● **Text block**
= Beginning of Section =

In our sample of self-reported data from utilizers of the childcare intervention, we found that even patients who were able to engage in the childcare center continued to have high rates of social needs, including financial strain and food insecurity. This finding reflects the importance of screening for residual unmet social needs as part of any given intervention. Every patient who requested assistance with screened social needs were linked to social work for in-depth consultation, and among these patients, more than half received social work support integrated in the childcare center itself. This linkage illustrates how interventions like this health system-integrated childcare center can be leveraged to address multiple social needs in a streamlined setting.

This study has important limitations. These findings were generated in the context of a unique intervention, a health system-integrated childcare facility, which to our knowledge remains relatively uncommon in healthcare systems [20, 46]. To understand the non-utilizer population, we relied on geospatial parameters of social vulnerability in the absence of clinical or patient-reported data; the SVI serves as an approximation of social risk factors associated with place but does not provide concrete patient-level capture of social needs. The SVI does not directly measure unmet social needs, but rather measures vulnerability that can reflect differential social risk factors tied to place. Prior research has shown that community-level assessments of social risk factors may underestimate social needs when validated against patient-reported sources [47]. Geospatial data may be subject to an ecological fallacy [48], in which assumptions of individuals may be incorrectly made based on wider assessments, including neighborhood-level data sources as in this analysis [49]. Additional research is needed to collect patient-level data to understand the relationship of childcare needs related to competing social risk factors. Furthermore, the SVI is derived from measurable CDC indicators of social vulnerability and does not provide a thorough assessment of each theme examined in this study, another limitation of geospatial data sources [49]. The salient theme of housing type/transportation examined in this analysis does not provide granular information about housing and transportation as discrete social risk factors, and the variables that comprise this theme are not comprehensive. For example, the primary parameter for transportation is quantified by distribution of individuals lacking a vehicle [22], however does not assess distribution of public transportation or rideshare availability. Therefore, conclusions drawn from individual parameters necessitate further exploration to inform future SDOH screening and interventions. Strengths of this study include the diversity of the patient sample, essential for exploration of SDOH [50,51,52], the holistic lens of co-existing social risk factors [37], and the dual examination of geospatial and patient-reported data for a comprehensive assessment of SDOH [53, 54].

Conclusions

We examined social vulnerability among patients enrolled in a childcare intervention to understand residual unmet social needs that may influence engagement in the intervention and healthcare in general. This investigation revealed a convergence of multiple social risk factors alongside childcare needs that underscore the cross-cutting nature of social vulnerability and the need for multifaceted approaches to social needs interventions. Future research is needed to further elucidate causal mechanisms of interacting SDOH with childcare access. Segmentation of social vulnerability revealed actionable differences among patients utilizing and not utilizing the intervention, which may inform future intervention implementation. Lastly, the childcare intervention itself served as a streamlined opportunity for additional social needs screening and linkage to support. This finding illustrates the opportunity to address multiple unmet social needs through a single streamlined intervention.

= End of Section =

● **Extracted data**

= Beginning of Section =

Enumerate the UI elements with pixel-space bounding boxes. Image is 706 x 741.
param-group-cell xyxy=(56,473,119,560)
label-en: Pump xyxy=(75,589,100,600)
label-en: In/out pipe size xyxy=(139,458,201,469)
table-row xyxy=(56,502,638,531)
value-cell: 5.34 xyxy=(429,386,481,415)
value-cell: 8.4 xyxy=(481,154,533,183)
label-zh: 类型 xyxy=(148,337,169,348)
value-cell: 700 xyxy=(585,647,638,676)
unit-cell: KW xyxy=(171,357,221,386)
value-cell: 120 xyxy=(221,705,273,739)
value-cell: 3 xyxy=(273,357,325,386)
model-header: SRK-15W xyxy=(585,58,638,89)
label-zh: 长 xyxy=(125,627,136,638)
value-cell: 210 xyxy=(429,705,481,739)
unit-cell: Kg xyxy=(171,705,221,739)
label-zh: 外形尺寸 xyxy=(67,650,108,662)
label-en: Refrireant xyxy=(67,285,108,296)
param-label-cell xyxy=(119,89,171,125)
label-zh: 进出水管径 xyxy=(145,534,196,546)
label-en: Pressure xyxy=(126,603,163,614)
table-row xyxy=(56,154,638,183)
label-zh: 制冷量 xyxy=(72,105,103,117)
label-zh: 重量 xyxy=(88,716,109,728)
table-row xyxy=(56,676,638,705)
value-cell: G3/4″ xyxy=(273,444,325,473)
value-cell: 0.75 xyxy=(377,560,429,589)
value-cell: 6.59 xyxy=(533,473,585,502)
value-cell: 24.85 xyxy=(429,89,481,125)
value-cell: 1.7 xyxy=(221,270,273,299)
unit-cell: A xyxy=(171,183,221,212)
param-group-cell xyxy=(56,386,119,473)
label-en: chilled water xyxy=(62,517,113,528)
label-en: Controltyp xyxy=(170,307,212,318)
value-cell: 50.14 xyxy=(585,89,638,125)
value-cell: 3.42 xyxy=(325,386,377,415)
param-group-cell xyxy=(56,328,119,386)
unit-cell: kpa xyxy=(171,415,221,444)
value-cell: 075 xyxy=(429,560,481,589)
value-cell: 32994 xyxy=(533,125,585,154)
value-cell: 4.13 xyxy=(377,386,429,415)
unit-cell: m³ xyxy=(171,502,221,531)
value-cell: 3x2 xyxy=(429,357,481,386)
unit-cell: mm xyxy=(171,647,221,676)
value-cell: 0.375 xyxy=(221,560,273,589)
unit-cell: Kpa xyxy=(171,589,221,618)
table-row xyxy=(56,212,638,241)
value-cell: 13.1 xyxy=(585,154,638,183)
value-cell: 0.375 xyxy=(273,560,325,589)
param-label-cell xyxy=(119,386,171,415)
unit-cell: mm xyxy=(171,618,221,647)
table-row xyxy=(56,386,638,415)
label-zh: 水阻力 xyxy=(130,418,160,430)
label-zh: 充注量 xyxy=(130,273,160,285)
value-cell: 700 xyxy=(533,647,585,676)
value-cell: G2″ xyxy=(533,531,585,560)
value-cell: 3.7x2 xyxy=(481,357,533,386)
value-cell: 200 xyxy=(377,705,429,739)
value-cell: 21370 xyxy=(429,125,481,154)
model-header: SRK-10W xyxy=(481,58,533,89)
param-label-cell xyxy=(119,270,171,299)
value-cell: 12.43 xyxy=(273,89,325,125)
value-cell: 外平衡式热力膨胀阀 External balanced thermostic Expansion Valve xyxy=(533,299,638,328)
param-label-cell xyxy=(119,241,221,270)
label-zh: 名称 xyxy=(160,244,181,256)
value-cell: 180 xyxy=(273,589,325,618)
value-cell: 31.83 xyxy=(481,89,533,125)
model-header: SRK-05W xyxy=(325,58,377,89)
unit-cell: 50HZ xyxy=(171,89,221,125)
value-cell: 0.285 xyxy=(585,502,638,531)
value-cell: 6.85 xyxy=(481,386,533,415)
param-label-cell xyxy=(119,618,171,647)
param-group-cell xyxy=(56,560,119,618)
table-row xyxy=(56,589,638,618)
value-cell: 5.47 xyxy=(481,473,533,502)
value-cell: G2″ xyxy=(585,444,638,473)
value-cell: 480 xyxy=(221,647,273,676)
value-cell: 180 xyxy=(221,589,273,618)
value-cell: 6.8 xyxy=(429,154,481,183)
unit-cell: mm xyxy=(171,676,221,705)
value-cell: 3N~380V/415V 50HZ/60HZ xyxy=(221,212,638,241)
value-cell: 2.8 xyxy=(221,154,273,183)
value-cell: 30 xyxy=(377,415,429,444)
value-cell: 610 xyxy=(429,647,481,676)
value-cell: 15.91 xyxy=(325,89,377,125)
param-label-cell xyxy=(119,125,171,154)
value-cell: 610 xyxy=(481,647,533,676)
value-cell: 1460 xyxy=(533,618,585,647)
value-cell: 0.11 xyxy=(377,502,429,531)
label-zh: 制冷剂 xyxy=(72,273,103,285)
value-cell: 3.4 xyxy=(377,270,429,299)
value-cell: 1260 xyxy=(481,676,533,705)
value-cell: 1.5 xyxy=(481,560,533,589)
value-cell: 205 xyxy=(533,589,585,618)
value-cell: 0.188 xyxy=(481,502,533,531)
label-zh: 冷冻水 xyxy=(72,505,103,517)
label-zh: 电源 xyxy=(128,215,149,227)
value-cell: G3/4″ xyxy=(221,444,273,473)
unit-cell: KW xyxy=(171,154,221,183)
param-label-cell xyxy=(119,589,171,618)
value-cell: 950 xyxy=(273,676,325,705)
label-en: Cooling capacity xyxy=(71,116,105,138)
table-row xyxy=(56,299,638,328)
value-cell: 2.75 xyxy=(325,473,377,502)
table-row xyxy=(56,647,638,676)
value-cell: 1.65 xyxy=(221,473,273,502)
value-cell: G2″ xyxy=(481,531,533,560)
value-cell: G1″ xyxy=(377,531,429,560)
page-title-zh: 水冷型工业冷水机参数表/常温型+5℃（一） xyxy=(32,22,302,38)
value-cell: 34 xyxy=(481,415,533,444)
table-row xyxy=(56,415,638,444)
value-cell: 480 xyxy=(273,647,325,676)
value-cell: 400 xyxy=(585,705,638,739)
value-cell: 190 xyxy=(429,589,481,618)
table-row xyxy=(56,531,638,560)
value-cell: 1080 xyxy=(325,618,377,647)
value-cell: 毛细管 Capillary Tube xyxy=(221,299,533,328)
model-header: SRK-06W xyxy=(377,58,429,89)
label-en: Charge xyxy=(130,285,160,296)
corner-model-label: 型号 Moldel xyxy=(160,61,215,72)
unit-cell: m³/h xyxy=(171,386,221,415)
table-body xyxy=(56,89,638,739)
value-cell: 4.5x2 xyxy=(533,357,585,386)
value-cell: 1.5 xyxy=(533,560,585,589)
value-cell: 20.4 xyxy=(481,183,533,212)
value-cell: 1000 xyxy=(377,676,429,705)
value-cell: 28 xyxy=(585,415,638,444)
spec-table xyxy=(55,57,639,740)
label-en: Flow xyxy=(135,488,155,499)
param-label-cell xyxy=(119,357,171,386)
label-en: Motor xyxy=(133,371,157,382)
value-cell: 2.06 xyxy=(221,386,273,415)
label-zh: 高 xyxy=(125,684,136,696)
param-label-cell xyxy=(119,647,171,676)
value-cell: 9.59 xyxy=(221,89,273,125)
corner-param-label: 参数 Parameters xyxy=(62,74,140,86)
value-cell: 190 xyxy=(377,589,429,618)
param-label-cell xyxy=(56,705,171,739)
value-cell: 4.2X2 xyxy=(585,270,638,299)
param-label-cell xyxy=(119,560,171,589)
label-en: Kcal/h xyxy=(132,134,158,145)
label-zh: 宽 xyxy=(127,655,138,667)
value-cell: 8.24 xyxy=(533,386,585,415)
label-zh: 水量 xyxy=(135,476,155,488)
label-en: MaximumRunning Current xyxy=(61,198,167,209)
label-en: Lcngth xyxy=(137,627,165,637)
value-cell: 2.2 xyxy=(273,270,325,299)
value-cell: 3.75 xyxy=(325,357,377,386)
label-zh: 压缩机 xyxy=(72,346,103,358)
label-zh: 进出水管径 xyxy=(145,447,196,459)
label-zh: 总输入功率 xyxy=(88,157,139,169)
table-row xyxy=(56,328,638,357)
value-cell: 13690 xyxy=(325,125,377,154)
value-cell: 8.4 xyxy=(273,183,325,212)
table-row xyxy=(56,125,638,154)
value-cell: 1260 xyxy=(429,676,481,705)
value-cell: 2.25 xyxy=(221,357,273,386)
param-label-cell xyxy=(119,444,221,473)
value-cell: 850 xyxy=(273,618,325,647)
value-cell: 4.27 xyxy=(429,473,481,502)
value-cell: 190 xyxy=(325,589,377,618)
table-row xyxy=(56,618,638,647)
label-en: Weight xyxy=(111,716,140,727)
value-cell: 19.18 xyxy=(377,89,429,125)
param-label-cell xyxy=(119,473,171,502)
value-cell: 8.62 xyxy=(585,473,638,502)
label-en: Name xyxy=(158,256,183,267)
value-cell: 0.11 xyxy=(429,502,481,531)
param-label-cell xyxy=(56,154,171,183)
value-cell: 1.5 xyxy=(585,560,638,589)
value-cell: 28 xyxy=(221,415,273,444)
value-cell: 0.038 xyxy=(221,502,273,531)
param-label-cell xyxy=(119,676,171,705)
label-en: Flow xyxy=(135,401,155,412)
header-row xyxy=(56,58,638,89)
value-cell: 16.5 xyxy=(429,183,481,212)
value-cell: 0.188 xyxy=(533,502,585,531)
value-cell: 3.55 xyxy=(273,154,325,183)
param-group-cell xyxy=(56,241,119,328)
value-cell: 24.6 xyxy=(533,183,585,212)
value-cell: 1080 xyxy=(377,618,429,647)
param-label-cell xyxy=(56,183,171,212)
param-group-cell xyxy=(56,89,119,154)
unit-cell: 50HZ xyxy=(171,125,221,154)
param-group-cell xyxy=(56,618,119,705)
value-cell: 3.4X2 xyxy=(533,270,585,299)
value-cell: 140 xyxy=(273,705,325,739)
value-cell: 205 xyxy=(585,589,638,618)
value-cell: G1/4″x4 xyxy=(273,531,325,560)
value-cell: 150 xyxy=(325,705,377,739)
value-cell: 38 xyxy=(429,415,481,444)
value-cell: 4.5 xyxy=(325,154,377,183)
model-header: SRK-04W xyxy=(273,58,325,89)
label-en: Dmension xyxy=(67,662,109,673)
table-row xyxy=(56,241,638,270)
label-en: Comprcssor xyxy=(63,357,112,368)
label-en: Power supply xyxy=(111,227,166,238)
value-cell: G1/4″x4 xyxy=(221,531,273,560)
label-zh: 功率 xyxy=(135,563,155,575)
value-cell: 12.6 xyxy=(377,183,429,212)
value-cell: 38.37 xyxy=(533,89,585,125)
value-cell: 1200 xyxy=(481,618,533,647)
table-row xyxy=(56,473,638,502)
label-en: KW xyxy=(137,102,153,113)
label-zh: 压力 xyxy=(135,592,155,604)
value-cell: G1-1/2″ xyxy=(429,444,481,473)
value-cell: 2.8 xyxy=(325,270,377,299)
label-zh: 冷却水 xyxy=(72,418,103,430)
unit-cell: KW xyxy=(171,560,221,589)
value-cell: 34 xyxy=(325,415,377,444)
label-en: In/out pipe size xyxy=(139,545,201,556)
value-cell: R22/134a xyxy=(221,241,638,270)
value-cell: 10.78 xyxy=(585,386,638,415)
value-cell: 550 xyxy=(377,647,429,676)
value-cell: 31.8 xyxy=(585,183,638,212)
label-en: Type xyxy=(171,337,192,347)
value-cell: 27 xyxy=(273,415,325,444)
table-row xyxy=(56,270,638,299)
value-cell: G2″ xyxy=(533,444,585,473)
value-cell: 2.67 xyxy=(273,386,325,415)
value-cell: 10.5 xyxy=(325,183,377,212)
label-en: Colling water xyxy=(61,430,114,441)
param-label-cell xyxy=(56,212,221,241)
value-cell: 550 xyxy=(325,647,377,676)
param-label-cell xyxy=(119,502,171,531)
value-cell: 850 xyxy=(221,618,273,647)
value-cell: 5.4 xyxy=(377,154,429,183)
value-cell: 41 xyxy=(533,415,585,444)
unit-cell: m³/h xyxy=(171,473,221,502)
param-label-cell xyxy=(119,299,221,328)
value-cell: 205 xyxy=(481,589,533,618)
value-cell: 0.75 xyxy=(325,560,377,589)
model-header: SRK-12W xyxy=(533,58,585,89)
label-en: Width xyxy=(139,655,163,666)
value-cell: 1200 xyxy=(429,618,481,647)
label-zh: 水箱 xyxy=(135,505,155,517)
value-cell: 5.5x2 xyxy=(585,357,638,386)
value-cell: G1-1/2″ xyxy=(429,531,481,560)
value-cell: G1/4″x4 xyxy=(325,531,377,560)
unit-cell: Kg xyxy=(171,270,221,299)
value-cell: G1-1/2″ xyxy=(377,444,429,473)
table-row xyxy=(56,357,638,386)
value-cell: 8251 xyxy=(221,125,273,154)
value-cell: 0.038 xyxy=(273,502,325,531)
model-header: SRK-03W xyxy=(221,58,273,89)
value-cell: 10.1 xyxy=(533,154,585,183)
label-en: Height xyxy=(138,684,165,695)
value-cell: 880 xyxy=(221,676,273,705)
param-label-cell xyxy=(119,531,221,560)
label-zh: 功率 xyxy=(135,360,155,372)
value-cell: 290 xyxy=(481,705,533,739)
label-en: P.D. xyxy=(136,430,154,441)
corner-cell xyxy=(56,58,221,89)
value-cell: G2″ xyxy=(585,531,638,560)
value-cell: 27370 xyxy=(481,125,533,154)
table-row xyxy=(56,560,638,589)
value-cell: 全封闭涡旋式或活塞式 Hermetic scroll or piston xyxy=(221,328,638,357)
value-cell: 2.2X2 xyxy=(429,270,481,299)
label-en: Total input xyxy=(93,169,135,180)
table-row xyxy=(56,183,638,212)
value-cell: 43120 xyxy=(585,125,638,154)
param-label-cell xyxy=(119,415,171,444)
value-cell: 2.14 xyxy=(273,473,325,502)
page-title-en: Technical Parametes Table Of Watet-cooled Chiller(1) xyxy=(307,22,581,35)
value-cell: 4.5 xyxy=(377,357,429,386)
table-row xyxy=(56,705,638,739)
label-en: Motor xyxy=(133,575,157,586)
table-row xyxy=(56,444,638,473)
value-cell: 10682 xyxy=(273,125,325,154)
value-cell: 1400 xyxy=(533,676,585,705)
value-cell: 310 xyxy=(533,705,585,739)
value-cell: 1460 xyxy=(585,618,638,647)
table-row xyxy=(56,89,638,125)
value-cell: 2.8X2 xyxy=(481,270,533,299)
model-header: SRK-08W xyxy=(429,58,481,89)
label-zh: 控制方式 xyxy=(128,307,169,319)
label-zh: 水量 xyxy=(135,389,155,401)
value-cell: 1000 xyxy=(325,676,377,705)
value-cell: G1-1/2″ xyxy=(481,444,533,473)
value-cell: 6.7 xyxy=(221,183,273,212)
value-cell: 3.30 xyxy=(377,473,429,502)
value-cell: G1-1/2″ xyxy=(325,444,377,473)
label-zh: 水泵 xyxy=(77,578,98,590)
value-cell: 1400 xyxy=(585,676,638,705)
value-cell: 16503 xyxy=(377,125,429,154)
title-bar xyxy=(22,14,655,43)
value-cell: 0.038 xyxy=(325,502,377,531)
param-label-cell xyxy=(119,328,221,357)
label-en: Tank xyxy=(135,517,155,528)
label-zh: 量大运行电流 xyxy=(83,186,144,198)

= End of Section =

● **Requirement**
Rewrite the paragraph of the text block on the childcare intervention that begins "In our sample of self-reported data" as a short bulleted list that keeps its main facts.

● **Completed task**
- Self-reported data from users of the childcare intervention showed that even patients who could engage in the childcare center still had high rates of social needs, including financial strain and food insecurity.
- This points to the importance of screening for remaining unmet social needs as part of any intervention.
- Every patient who asked for help with screened social needs was linked to social work for in-depth consultation. More than half of them received social work support within the childcare center itself.
- This shows how a health system-integrated childcare center can be used to address multiple social needs in one streamlined setting.